◆ Given instruction ◆
Copy out, word for word, the entire forum post below that compares Julia's evalpoly with Lisp compiler techniques.

◆ Document ◆
There is some ambiguity in your post. If the line in the program is presented to a compiler as
’ evalpoly(1.0, (1,2,3))’ then the only code that is needed to be generated is ‘return 6.0’.

If the line in the program is 'evalpoly(1.0, ) ’ then it can’t be unrolled at compile time. Are you saying that at run-time, the program is unrolled? That seems wasteful.

If the line in the program is ‘evalpoly(, (1,2,3))’

then it seems to me this is information is quite similar to Lisp’s (declare (type double-float D)). That is, somewhere there is a specification of the type of variable D or if an expression, it can be deduced at compile time.
Generating a particular version of evalpoly for this call-location in the source code based on the types of the arguments right here seems to be the Julia claim to fame. Is this right?
If so, I think it has some similarities to the Lisp compiler directive “inline”. It may be done by macro-expansion, compiler macro-expansion or mostly by the compiler unraveling some code.
Possibly Julia is neater on this, but really, everyone is generating code to be executed by a machine, right?

It seems to me the vector of coefficients has to be coerced (sometime) to known types, presumably float, prior to using machine float ops. Using integers and the prospect of needing bigfloats means that integer machine ops may not do the job.

Given the context of a CAS where the types of coefficients and the point of evaluation are dynamically determined means that, in general, none of this type information can be assured, and the arguments are all of “type” arbitrary expression. Perhaps then the same evalpoly could evaluate a polynomial at the symbolic point z+4, with coefficients that are symbols say (a, (z+1), 4.0). I expect a sufficiently general muladd might be enough to make the program work, though that leaves up in the air a number of questions, such as whether (z+1)*(z+4) is multiplied through or left factored.

◆ Data section ◆

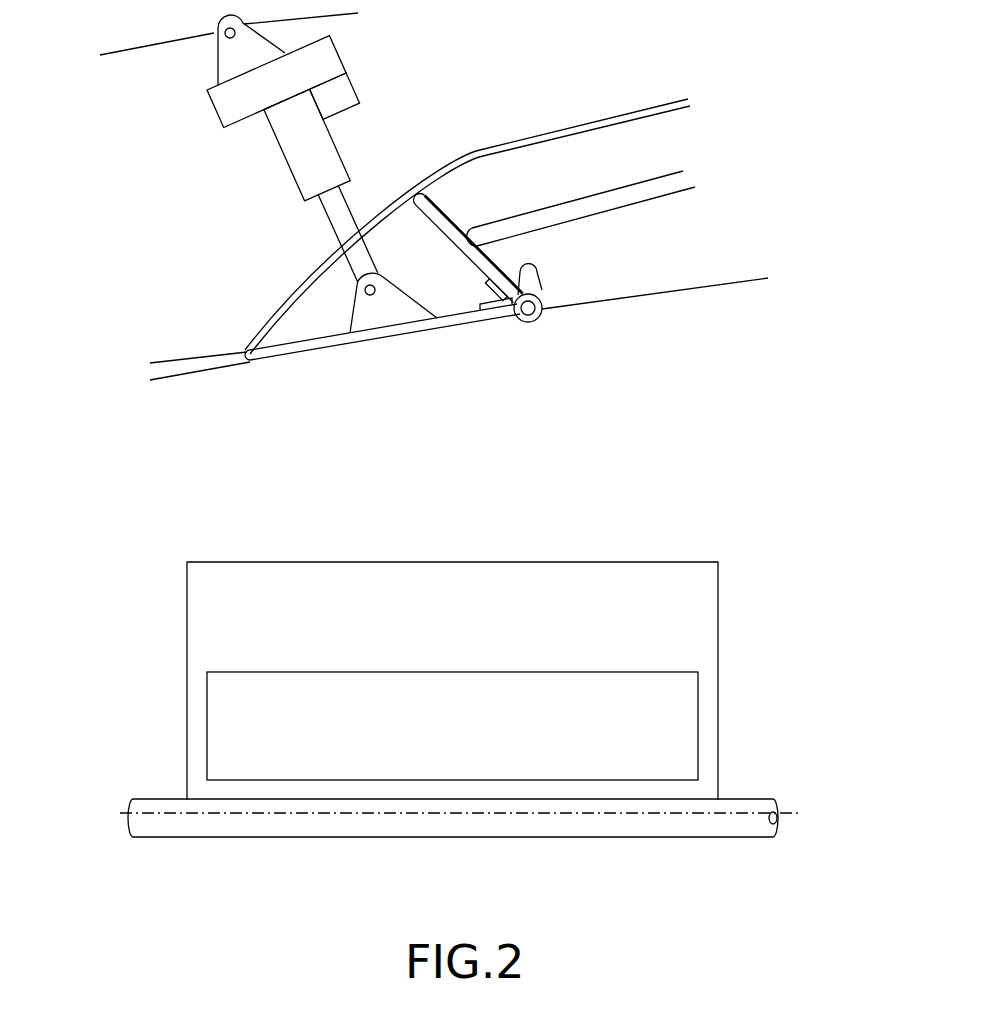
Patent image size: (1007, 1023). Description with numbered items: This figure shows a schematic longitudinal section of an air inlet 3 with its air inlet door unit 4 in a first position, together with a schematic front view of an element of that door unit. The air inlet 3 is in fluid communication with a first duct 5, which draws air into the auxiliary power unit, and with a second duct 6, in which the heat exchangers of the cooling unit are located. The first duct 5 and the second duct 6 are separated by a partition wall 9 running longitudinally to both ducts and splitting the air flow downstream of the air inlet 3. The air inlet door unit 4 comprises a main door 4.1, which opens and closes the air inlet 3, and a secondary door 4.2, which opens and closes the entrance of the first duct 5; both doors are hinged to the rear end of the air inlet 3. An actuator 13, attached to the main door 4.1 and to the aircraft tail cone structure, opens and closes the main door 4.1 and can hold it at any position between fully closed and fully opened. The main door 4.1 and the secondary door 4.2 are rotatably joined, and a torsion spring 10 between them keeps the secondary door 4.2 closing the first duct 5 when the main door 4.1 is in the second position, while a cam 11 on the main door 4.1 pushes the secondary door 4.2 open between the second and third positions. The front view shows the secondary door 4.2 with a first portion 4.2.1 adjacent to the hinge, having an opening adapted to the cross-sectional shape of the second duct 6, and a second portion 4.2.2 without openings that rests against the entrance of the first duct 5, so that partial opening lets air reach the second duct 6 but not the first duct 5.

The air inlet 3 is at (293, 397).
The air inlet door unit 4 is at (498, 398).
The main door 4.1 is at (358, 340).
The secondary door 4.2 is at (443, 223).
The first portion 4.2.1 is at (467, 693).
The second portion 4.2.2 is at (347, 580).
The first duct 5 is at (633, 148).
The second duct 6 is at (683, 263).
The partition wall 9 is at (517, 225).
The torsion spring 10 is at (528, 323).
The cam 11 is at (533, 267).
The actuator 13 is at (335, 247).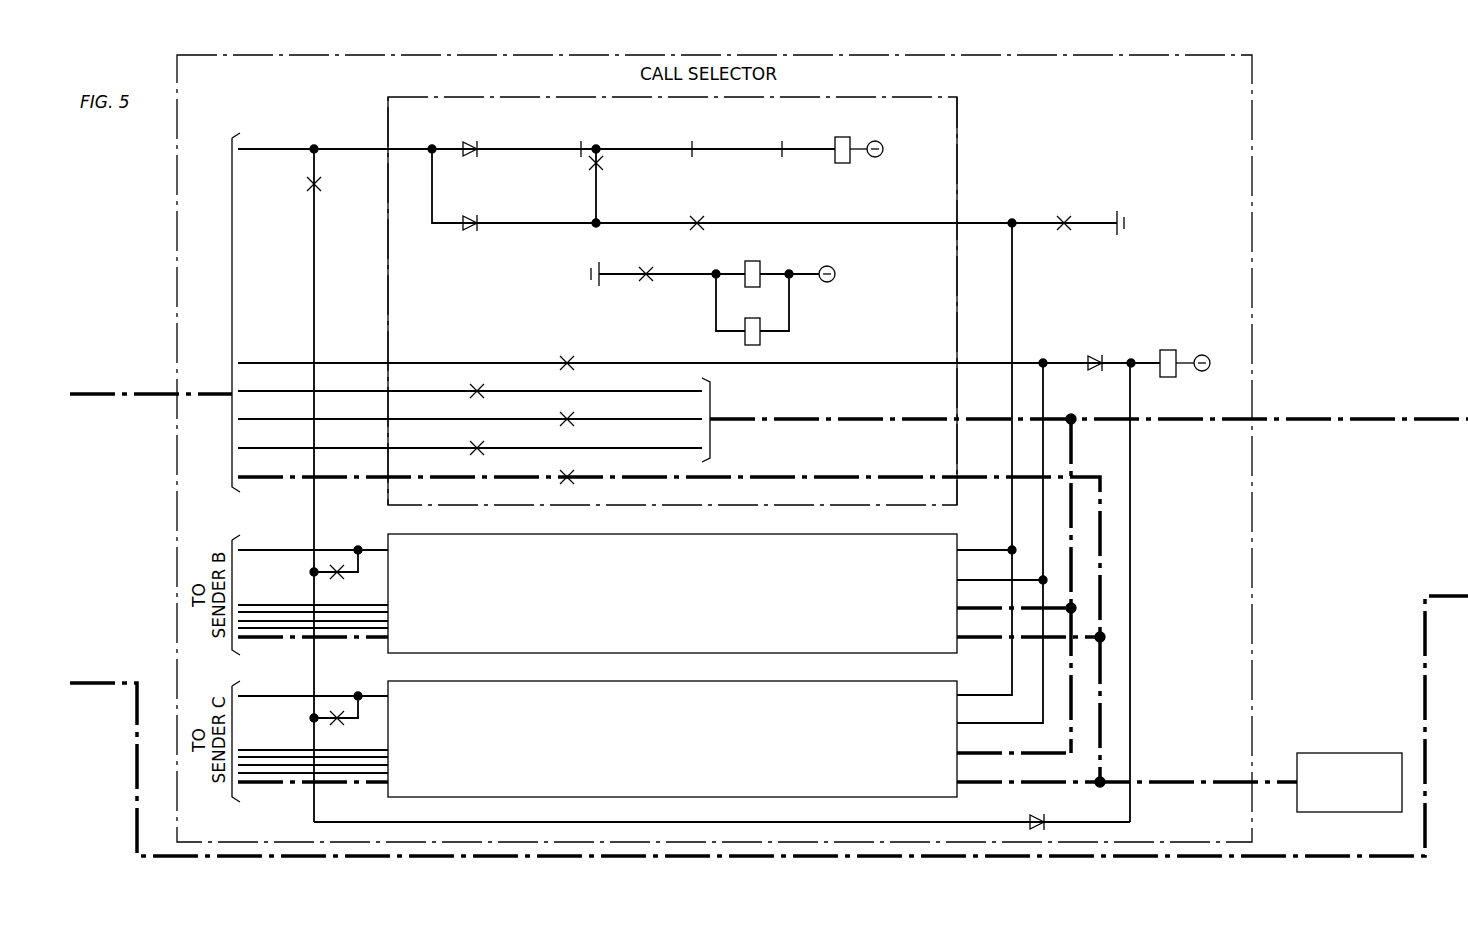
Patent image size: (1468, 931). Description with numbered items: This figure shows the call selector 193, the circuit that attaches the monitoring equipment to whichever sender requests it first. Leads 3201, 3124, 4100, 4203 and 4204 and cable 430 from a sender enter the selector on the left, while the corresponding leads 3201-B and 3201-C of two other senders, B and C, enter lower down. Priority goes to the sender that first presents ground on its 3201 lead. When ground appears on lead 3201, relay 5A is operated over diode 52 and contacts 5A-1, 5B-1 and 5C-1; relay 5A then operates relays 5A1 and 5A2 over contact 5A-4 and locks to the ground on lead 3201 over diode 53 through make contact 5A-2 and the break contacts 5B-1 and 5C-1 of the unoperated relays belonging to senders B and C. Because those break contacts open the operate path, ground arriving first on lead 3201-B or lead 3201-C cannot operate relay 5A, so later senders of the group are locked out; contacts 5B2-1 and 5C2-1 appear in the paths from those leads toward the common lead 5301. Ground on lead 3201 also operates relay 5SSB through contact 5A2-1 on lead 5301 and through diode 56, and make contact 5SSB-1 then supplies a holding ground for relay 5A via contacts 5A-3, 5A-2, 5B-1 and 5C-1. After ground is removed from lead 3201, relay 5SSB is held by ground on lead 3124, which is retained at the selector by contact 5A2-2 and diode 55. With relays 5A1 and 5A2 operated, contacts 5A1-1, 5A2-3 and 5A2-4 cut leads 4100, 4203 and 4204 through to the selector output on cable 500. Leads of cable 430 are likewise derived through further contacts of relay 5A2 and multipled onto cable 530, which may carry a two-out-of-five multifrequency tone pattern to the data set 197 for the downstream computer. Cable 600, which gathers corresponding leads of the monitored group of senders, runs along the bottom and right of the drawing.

...

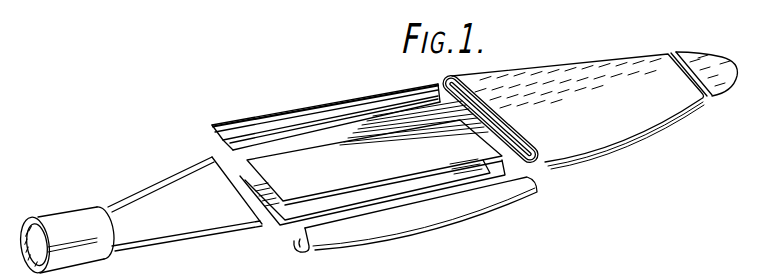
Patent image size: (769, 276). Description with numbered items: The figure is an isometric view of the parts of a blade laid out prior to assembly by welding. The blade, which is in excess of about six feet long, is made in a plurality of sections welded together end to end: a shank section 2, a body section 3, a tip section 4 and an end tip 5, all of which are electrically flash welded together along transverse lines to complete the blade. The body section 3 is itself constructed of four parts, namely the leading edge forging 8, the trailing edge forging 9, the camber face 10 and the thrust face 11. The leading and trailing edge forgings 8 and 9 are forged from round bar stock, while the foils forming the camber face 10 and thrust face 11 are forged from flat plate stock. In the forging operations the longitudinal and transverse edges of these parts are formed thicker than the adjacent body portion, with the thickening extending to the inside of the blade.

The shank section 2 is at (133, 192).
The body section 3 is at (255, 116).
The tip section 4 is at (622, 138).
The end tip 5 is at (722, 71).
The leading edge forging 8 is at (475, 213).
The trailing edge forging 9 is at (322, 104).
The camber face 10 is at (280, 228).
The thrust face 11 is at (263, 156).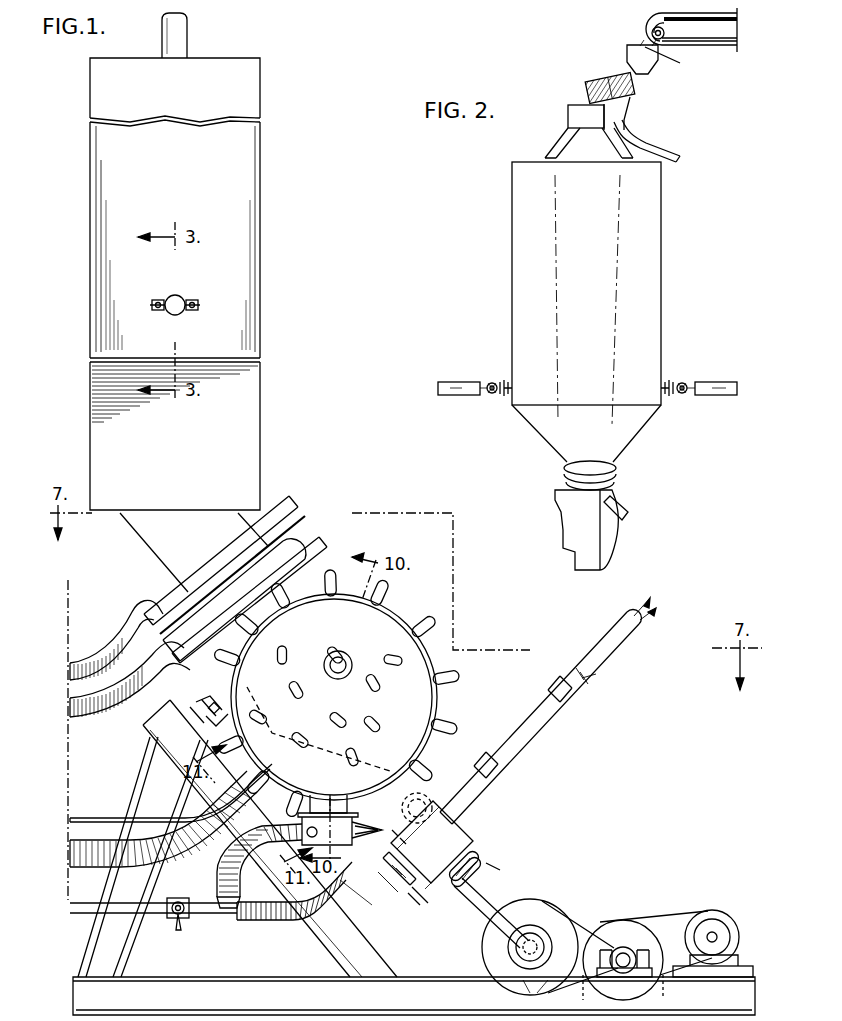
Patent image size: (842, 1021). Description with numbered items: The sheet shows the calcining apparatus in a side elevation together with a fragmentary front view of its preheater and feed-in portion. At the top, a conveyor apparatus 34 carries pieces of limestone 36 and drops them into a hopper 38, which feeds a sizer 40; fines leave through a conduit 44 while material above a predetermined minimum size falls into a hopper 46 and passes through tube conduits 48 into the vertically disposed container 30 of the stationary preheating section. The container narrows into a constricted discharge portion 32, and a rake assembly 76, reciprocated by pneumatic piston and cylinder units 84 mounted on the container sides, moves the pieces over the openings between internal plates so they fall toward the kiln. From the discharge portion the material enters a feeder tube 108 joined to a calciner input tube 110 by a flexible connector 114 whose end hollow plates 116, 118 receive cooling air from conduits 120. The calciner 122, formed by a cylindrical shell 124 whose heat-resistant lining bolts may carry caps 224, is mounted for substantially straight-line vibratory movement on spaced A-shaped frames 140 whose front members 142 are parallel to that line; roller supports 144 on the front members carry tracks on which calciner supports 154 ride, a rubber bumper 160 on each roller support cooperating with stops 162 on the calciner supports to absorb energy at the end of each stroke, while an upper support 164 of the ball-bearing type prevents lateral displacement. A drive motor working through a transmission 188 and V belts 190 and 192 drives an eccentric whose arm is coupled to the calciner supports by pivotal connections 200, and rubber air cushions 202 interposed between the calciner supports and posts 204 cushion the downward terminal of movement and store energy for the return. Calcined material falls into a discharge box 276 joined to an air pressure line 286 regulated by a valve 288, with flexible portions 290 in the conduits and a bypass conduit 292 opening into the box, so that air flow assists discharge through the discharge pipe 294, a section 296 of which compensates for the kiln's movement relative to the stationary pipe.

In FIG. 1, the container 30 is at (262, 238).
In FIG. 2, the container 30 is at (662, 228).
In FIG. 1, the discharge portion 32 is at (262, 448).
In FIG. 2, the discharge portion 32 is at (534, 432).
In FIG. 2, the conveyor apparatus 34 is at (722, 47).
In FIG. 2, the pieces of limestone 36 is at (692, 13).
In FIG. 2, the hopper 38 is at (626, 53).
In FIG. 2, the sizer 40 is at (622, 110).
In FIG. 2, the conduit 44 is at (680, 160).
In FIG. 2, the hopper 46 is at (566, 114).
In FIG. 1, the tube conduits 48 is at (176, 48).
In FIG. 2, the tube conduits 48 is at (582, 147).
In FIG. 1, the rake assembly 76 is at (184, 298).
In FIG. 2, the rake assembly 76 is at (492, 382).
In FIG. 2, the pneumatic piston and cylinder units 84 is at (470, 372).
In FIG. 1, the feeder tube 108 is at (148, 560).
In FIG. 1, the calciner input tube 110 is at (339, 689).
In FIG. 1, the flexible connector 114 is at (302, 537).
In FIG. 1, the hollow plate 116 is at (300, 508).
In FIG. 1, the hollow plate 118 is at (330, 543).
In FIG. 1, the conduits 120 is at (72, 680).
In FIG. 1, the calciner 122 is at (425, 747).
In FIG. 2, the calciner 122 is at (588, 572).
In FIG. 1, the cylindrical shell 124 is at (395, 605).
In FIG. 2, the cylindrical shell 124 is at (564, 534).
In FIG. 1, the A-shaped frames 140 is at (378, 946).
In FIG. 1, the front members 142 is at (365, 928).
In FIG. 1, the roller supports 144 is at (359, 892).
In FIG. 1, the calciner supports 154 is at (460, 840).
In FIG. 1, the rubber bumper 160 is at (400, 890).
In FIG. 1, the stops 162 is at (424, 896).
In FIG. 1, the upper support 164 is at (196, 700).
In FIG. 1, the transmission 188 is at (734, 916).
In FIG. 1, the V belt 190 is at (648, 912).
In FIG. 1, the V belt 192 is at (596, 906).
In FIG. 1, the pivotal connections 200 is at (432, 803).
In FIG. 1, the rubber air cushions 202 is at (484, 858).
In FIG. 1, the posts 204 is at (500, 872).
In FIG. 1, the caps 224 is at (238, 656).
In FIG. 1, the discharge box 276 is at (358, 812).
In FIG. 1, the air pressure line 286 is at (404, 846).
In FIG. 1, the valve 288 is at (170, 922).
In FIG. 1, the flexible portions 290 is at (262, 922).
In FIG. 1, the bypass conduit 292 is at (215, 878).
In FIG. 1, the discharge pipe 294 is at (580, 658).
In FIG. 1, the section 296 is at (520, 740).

==

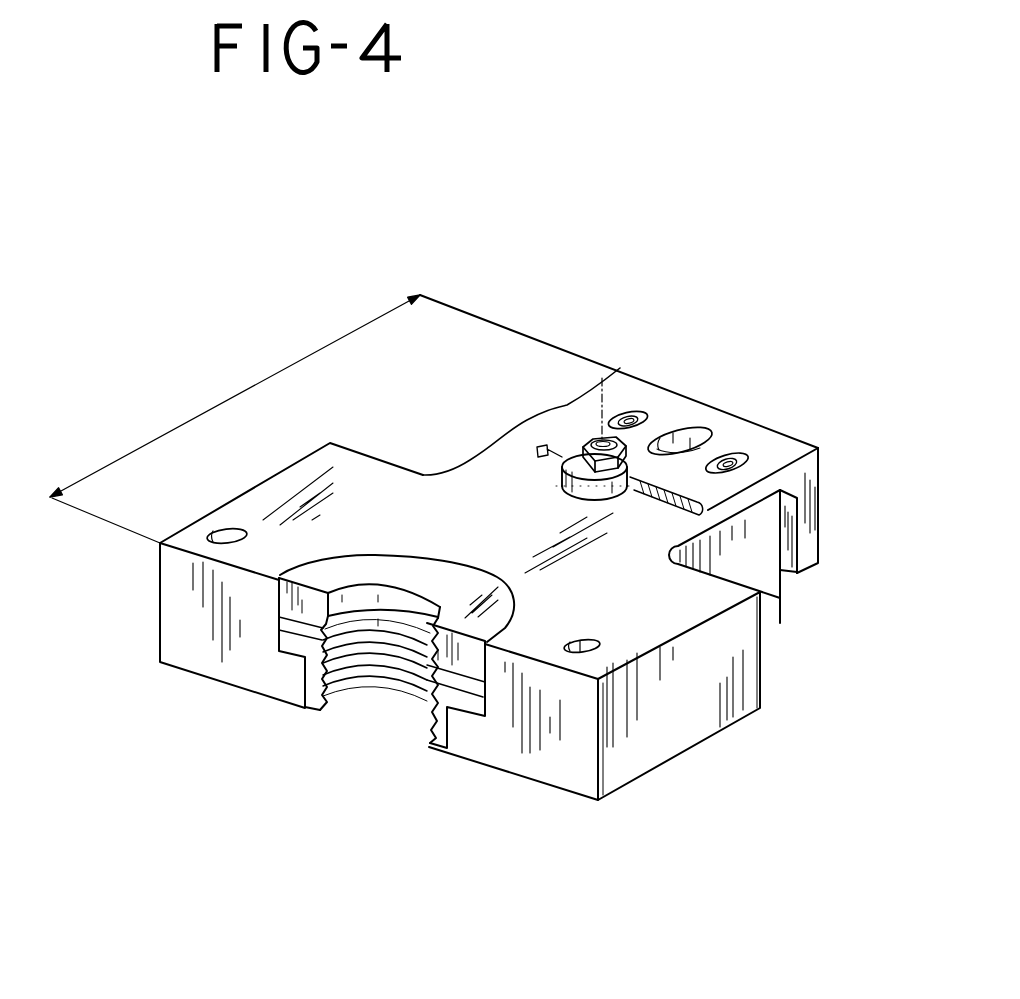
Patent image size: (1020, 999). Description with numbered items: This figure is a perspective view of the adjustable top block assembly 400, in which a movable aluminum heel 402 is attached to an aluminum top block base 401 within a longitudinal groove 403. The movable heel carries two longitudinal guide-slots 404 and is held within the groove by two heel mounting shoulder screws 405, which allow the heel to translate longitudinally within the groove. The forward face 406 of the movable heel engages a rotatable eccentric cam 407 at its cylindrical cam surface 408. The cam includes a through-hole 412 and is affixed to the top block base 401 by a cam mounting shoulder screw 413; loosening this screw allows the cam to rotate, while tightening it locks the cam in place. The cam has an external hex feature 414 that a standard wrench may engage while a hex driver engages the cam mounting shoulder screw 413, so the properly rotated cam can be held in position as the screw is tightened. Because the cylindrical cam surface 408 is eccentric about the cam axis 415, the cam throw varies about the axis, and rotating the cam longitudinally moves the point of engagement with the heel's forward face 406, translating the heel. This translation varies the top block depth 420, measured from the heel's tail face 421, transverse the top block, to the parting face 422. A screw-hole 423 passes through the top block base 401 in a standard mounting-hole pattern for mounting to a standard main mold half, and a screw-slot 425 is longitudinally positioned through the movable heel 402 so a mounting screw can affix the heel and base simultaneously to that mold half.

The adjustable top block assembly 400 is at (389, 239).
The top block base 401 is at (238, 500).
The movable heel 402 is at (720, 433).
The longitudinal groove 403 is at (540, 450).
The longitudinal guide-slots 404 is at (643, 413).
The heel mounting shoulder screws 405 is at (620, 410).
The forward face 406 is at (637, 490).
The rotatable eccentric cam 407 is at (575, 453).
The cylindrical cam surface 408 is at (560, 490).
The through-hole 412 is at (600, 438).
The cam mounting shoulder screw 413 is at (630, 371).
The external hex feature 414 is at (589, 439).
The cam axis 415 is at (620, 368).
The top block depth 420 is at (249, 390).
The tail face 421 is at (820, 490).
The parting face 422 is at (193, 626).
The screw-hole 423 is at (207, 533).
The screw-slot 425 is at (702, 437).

◆ Final result ◆
There is some ambiguity in your post. If the line in the program is presented to a compiler as
’ evalpoly(1.0, (1,2,3))’ then the only code that is needed to be generated is ‘return 6.0’.

If the line in the program is 'evalpoly(1.0, ) ’ then it can’t be unrolled at compile time. Are you saying that at run-time, the program is unrolled? That seems wasteful.

If the line in the program is ‘evalpoly(, (1,2,3))’

then it seems to me this is information is quite similar to Lisp’s (declare (type double-float D)). That is, somewhere there is a specification of the type of variable D or if an expression, it can be deduced at compile time.
Generating a particular version of evalpoly for this call-location in the source code based on the types of the arguments right here seems to be the Julia claim to fame. Is this right?
If so, I think it has some similarities to the Lisp compiler directive “inline”. It may be done by macro-expansion, compiler macro-expansion or mostly by the compiler unraveling some code.
Possibly Julia is neater on this, but really, everyone is generating code to be executed by a machine, right?

It seems to me the vector of coefficients has to be coerced (sometime) to known types, presumably float, prior to using machine float ops. Using integers and the prospect of needing bigfloats means that integer machine ops may not do the job.

Given the context of a CAS where the types of coefficients and the point of evaluation are dynamically determined means that, in general, none of this type information can be assured, and the arguments are all of “type” arbitrary expression. Perhaps then the same evalpoly could evaluate a polynomial at the symbolic point z+4, with coefficients that are symbols say (a, (z+1), 4.0). I expect a sufficiently general muladd might be enough to make the program work, though that leaves up in the air a number of questions, such as whether (z+1)*(z+4) is multiplied through or left factored.